§ **Instructions to follow**
Read the listing and extract each line that includes the word "professional".

Data records:
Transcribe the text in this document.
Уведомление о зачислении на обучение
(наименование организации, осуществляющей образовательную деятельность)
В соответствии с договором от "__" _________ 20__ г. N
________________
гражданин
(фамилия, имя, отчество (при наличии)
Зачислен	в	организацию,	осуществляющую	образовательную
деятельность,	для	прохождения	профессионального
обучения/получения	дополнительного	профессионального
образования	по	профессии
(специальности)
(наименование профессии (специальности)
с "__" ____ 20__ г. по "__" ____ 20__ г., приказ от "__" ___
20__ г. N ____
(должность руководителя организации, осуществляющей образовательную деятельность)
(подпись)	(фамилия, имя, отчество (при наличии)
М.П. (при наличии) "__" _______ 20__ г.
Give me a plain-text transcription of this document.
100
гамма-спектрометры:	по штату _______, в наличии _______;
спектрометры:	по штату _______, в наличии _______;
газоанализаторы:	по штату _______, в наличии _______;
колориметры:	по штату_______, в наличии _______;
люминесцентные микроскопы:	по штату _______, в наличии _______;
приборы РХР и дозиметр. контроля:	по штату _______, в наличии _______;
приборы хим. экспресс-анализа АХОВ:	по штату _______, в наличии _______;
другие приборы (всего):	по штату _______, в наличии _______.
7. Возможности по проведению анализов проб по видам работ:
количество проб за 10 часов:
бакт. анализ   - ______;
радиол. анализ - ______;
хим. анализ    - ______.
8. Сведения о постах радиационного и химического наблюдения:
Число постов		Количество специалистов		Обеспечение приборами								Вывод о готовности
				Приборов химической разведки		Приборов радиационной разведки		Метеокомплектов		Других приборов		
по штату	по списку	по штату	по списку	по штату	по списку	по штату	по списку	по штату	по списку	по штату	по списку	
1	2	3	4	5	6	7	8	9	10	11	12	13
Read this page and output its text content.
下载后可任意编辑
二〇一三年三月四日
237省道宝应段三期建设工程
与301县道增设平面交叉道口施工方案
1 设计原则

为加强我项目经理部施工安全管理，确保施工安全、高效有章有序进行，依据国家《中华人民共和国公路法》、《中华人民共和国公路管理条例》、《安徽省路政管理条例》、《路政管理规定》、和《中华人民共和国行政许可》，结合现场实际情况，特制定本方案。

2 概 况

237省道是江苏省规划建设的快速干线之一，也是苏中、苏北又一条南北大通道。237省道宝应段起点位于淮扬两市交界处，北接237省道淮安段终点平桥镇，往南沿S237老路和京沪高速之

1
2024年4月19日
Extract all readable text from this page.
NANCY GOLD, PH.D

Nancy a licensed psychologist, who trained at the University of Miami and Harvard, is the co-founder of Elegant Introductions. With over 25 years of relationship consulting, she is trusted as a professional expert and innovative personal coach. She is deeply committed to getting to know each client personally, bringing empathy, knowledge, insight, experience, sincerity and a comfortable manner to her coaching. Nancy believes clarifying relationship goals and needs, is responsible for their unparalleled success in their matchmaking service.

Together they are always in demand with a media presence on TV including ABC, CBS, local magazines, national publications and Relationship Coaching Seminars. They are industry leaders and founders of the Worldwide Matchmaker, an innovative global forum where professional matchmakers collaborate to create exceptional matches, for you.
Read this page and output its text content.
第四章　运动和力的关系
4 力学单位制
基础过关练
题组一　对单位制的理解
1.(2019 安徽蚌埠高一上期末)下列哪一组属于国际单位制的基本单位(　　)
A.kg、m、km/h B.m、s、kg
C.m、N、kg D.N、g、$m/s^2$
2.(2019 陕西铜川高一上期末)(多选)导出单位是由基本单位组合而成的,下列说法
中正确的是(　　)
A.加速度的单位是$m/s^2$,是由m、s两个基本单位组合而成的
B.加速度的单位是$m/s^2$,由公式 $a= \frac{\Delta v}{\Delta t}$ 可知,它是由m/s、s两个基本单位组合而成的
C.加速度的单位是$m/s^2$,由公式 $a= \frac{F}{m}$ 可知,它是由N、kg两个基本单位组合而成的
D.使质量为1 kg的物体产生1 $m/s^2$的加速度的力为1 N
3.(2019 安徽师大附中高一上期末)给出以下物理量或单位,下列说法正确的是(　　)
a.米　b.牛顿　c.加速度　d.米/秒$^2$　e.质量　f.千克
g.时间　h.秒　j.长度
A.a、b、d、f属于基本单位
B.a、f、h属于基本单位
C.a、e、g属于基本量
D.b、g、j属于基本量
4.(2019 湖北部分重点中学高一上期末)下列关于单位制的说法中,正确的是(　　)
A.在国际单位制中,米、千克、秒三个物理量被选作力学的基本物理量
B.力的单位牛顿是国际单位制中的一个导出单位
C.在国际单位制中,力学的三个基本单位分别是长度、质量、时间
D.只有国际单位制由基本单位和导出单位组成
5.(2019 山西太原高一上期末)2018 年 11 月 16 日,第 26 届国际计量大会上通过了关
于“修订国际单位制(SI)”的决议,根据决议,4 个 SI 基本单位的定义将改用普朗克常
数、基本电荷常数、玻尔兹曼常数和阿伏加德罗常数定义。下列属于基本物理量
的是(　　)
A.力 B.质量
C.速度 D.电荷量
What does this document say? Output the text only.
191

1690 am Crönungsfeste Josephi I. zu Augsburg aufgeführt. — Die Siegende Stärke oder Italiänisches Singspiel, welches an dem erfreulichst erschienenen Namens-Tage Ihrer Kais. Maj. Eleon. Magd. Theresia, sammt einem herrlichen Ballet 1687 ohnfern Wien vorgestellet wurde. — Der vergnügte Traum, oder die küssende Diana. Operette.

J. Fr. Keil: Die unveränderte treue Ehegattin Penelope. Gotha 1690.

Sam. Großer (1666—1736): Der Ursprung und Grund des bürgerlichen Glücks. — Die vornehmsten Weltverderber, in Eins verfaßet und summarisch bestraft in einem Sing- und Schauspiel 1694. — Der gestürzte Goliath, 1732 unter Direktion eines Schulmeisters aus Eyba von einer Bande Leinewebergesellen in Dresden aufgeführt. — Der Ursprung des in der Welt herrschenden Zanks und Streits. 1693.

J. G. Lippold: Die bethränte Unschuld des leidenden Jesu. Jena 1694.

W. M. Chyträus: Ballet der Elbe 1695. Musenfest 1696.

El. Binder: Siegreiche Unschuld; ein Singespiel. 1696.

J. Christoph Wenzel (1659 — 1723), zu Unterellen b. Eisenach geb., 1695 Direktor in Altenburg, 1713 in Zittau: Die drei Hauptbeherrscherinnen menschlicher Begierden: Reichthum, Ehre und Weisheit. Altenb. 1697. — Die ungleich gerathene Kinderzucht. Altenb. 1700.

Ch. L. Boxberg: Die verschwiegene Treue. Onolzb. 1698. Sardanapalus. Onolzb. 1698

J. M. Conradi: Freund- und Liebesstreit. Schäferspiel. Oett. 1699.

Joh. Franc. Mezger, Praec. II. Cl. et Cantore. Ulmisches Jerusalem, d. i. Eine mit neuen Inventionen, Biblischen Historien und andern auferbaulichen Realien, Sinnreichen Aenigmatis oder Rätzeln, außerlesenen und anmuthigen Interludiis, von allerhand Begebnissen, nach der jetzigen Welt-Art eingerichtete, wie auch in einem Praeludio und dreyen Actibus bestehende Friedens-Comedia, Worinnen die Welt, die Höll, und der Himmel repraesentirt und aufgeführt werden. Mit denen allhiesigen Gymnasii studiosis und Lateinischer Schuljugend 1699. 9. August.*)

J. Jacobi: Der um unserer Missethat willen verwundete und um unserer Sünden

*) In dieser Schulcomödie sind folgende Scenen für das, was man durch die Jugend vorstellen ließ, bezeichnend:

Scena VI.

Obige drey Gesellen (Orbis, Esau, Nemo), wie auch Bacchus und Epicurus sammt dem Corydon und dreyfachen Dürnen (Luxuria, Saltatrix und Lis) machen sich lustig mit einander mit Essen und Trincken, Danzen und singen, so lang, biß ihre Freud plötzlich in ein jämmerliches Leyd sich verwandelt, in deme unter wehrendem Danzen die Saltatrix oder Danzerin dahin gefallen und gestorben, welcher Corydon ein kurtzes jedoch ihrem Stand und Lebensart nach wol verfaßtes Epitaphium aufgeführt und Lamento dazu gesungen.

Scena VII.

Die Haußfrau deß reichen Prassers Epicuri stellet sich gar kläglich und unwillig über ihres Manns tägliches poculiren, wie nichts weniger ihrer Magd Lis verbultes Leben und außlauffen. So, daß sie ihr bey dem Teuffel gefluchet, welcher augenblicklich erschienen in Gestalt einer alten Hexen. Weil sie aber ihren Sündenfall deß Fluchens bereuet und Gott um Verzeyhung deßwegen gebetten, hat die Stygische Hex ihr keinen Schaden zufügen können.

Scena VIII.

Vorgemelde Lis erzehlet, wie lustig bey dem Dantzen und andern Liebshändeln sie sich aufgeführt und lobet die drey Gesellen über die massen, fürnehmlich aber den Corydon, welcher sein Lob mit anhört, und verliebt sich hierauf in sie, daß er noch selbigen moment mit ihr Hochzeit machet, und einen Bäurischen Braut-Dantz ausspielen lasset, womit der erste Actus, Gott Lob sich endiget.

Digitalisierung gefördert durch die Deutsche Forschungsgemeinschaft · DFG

§ **Exercise solution**
Nancy a licensed psychologist, who trained at the University of Miami and Harvard, is the co-founder of Elegant Introductions. With over 25 years of relationship consulting, she is trusted as a professional expert and innovative personal coach. She is deeply committed to getting to know each client personally, bringing empathy, knowledge, insight, experience, sincerity and a comfortable manner to her coaching. Nancy believes clarifying relationship goals and needs, is responsible for their unparalleled success in their matchmaking service.
Together they are always in demand with a media presence on TV including ABC, CBS, local magazines, national publications and Relationship Coaching Seminars. They are industry leaders and founders of the Worldwide Matchmaker, an innovative global forum where professional matchmakers collaborate to create exceptional matches, for you.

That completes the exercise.